— start Data in this exercise —

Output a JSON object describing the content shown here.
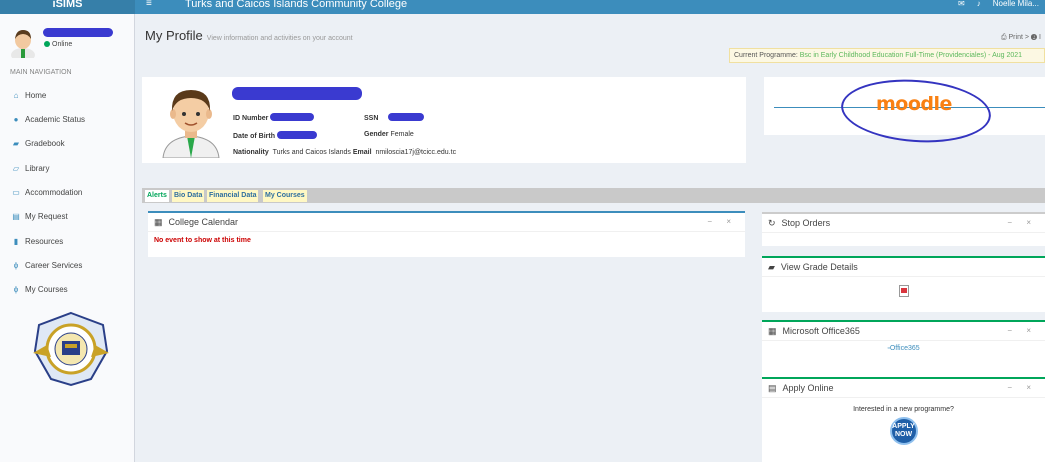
{
  "topbar": {
    "brand": "iSIMS",
    "menu_toggle": "≡",
    "school_name": "Turks and Caicos Islands Community College",
    "right_text": "Noelle Mila..."
  },
  "sidebar": {
    "status": "Online",
    "nav_header": "MAIN NAVIGATION",
    "items": [
      {
        "label": "Home",
        "icon": "home-icon"
      },
      {
        "label": "Academic Status",
        "icon": "info-icon"
      },
      {
        "label": "Gradebook",
        "icon": "graduation-cap-icon"
      },
      {
        "label": "Library",
        "icon": "book-icon"
      },
      {
        "label": "Accommodation",
        "icon": "bed-icon"
      },
      {
        "label": "My Request",
        "icon": "inbox-icon"
      },
      {
        "label": "Resources",
        "icon": "file-icon"
      },
      {
        "label": "Career Services",
        "icon": "pin-icon"
      },
      {
        "label": "My Courses",
        "icon": "pin-icon"
      }
    ]
  },
  "header": {
    "title": "My Profile",
    "subtitle": "View information and activities on your account",
    "print": "⎙ Print",
    "help": "❷ I",
    "programme_label": "Current Programme:",
    "programme_value": "Bsc in Early Childhood Education Full-Time (Providenciales) - Aug 2021"
  },
  "profile": {
    "id_label": "ID Number",
    "ssn_label": "SSN",
    "dob_label": "Date of Birth",
    "gender_label": "Gender",
    "gender_value": "Female",
    "nationality_label": "Nationality",
    "nationality_value": "Turks and Caicos Islands",
    "email_label": "Email",
    "email_value": "nmiloscia17j@tcicc.edu.tc"
  },
  "moodle": {
    "logo_text": "moodle"
  },
  "tabs": [
    {
      "label": "Alerts",
      "active": true
    },
    {
      "label": "Bio Data",
      "active": false
    },
    {
      "label": "Financial Data",
      "active": false
    },
    {
      "label": "My Courses",
      "active": false
    }
  ],
  "calendar": {
    "title": "College Calendar",
    "empty_msg": "No event to show at this time",
    "tools": "− ×"
  },
  "widgets": {
    "stop_orders": {
      "title": "Stop Orders",
      "tools": "− ×"
    },
    "grades": {
      "title": "View Grade Details"
    },
    "office": {
      "title": "Microsoft Office365",
      "img_alt": "Office365",
      "tools": "− ×"
    },
    "apply": {
      "title": "Apply Online",
      "text": "Interested in a new programme?",
      "button": "APPLY NOW",
      "tools": "− ×"
    }
  },
  "colors": {
    "topbar": "#3c8dbc",
    "accent_green": "#00a65a",
    "annotation": "#3434c0",
    "moodle_orange": "#f98012"
  }
}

— end Data in this exercise —

# Direction
Exclude the pictures and repeat every other part of the records word for word.

# Expected answer
Output a JSON object describing the content shown here.
{
  "topbar": {
    "brand": "iSIMS",
    "menu_toggle": "≡",
    "school_name": "Turks and Caicos Islands Community College",
    "right_text": "Noelle Mila..."
  },
  "sidebar": {
    "status": "Online",
    "nav_header": "MAIN NAVIGATION",
    "items": [
      {
        "label": "Home",
        "icon": "home-icon"
      },
      {
        "label": "Academic Status",
        "icon": "info-icon"
      },
      {
        "label": "Gradebook",
        "icon": "graduation-cap-icon"
      },
      {
        "label": "Library",
        "icon": "book-icon"
      },
      {
        "label": "Accommodation",
        "icon": "bed-icon"
      },
      {
        "label": "My Request",
        "icon": "inbox-icon"
      },
      {
        "label": "Resources",
        "icon": "file-icon"
      },
      {
        "label": "Career Services",
        "icon": "pin-icon"
      },
      {
        "label": "My Courses",
        "icon": "pin-icon"
      }
    ]
  },
  "header": {
    "title": "My Profile",
    "subtitle": "View information and activities on your account",
    "print": "⎙ Print",
    "help": "❷ I",
    "programme_label": "Current Programme:",
    "programme_value": "Bsc in Early Childhood Education Full-Time (Providenciales) - Aug 2021"
  },
  "profile": {
    "id_label": "ID Number",
    "ssn_label": "SSN",
    "dob_label": "Date of Birth",
    "gender_label": "Gender",
    "gender_value": "Female",
    "nationality_label": "Nationality",
    "nationality_value": "Turks and Caicos Islands",
    "email_label": "Email",
    "email_value": "nmiloscia17j@tcicc.edu.tc"
  },
  "moodle": {
    "logo_text": "moodle"
  },
  "tabs": [
    {
      "label": "Alerts",
      "active": true
    },
    {
      "label": "Bio Data",
      "active": false
    },
    {
      "label": "Financial Data",
      "active": false
    },
    {
      "label": "My Courses",
      "active": false
    }
  ],
  "calendar": {
    "title": "College Calendar",
    "empty_msg": "No event to show at this time",
    "tools": "− ×"
  },
  "widgets": {
    "stop_orders": {
      "title": "Stop Orders",
      "tools": "− ×"
    },
    "grades": {
      "title": "View Grade Details"
    },
    "office": {
      "title": "Microsoft Office365",
      "img_alt": "Office365",
      "tools": "− ×"
    },
    "apply": {
      "title": "Apply Online",
      "text": "Interested in a new programme?",
      "button": "APPLY NOW",
      "tools": "− ×"
    }
  },
  "colors": {
    "topbar": "#3c8dbc",
    "accent_green": "#00a65a",
    "annotation": "#3434c0",
    "moodle_orange": "#f98012"
  }
}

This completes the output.